======== STORED ROWS ========

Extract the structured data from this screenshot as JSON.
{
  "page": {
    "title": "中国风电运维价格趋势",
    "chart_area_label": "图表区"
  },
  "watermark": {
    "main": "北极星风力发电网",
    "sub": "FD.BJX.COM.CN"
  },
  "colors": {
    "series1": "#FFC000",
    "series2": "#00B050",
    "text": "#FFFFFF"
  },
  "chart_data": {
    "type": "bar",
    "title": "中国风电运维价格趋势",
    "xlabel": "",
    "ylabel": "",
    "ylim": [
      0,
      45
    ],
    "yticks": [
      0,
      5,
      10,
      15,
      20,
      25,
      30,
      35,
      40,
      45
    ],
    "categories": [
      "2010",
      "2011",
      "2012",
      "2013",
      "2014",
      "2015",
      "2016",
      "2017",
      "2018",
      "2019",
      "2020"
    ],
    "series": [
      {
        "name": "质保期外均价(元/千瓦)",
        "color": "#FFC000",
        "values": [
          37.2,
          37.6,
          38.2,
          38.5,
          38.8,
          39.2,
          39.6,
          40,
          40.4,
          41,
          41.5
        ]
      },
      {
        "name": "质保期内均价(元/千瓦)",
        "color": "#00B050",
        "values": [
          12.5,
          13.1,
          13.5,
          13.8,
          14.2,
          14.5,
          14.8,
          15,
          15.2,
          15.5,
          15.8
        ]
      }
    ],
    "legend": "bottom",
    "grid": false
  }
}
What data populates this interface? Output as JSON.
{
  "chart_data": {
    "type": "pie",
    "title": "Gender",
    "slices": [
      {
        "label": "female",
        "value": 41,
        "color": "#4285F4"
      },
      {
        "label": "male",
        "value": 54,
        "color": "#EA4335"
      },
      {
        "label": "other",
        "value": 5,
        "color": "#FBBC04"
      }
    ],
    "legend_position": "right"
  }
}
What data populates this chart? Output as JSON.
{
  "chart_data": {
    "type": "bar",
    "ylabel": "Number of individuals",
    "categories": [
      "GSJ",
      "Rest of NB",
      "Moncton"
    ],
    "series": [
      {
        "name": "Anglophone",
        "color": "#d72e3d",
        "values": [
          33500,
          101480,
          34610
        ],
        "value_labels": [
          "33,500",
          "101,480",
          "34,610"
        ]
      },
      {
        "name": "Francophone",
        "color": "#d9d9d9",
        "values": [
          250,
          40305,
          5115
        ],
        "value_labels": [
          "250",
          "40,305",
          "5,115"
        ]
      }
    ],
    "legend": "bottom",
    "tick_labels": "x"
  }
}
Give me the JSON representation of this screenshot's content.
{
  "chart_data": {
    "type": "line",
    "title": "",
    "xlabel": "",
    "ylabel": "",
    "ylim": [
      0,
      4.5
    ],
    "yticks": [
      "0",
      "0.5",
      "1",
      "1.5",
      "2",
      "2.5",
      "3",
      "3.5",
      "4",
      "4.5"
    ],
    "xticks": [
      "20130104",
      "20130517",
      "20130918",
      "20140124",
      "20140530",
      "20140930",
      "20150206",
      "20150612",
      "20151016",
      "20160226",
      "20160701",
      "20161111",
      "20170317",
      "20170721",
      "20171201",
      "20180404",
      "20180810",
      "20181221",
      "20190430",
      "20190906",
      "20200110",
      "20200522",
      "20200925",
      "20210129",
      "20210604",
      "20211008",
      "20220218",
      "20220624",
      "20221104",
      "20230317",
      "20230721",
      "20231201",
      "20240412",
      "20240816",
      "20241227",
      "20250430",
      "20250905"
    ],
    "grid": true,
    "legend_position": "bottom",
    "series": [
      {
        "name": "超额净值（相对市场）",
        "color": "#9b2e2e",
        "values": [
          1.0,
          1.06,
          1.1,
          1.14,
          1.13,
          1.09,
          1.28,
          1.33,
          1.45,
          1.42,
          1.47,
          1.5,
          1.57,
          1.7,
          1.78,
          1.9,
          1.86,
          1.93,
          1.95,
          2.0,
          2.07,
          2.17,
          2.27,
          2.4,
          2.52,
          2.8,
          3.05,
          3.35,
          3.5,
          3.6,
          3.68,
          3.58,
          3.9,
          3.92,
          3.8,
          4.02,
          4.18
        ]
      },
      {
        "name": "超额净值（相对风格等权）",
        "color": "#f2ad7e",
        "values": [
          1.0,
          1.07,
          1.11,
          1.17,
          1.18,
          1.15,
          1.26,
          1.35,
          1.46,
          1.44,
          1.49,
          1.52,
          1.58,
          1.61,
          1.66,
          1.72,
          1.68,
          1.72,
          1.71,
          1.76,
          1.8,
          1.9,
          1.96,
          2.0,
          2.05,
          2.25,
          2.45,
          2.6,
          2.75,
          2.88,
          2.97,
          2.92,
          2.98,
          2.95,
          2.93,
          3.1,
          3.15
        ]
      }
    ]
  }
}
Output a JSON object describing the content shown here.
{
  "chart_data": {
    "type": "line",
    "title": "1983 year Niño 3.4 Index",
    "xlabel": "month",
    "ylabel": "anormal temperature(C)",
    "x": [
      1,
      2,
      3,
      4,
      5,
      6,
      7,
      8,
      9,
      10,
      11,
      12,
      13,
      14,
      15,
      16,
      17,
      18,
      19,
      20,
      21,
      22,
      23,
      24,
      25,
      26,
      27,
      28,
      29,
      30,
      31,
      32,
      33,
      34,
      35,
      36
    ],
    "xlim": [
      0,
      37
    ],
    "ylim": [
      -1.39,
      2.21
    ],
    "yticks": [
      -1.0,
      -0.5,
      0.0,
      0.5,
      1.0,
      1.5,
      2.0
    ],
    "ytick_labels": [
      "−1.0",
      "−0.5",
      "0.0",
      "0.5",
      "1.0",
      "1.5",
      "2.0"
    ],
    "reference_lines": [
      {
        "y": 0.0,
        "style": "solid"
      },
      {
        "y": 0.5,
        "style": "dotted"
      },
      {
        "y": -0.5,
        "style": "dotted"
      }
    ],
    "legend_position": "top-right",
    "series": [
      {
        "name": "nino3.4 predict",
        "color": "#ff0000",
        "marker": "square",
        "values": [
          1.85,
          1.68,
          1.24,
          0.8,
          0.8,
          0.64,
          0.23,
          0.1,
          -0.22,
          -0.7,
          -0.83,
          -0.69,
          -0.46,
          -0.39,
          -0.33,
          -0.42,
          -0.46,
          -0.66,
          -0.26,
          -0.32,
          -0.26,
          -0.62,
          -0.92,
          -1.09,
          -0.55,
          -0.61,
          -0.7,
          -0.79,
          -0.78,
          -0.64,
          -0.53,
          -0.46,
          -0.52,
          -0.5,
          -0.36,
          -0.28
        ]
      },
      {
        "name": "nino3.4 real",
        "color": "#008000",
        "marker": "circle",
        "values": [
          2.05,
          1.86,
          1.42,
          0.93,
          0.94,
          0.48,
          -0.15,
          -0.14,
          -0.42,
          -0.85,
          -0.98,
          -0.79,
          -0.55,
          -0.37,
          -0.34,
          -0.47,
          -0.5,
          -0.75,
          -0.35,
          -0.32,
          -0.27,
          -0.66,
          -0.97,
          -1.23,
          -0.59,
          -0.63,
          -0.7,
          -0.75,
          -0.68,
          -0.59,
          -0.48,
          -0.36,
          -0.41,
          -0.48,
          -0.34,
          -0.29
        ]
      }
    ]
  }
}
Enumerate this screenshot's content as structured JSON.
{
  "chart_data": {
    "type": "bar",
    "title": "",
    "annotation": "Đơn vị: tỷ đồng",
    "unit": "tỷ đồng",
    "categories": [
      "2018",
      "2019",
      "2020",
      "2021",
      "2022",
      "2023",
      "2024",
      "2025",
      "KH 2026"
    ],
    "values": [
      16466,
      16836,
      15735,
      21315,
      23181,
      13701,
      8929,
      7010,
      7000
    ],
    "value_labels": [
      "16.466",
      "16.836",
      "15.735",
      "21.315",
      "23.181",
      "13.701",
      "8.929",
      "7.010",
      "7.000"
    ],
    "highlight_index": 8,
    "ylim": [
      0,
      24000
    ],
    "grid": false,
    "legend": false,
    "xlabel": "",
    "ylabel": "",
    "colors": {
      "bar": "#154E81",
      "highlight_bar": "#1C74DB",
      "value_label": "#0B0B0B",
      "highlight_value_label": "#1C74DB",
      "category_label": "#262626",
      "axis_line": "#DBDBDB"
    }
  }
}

========

__TASK STATEMENT__
Scan the entries above for the word "populates" and collect each line holding it.

__TASK OUTPUT__
What data populates this interface? Output as JSON.
What data populates this chart? Output as JSON.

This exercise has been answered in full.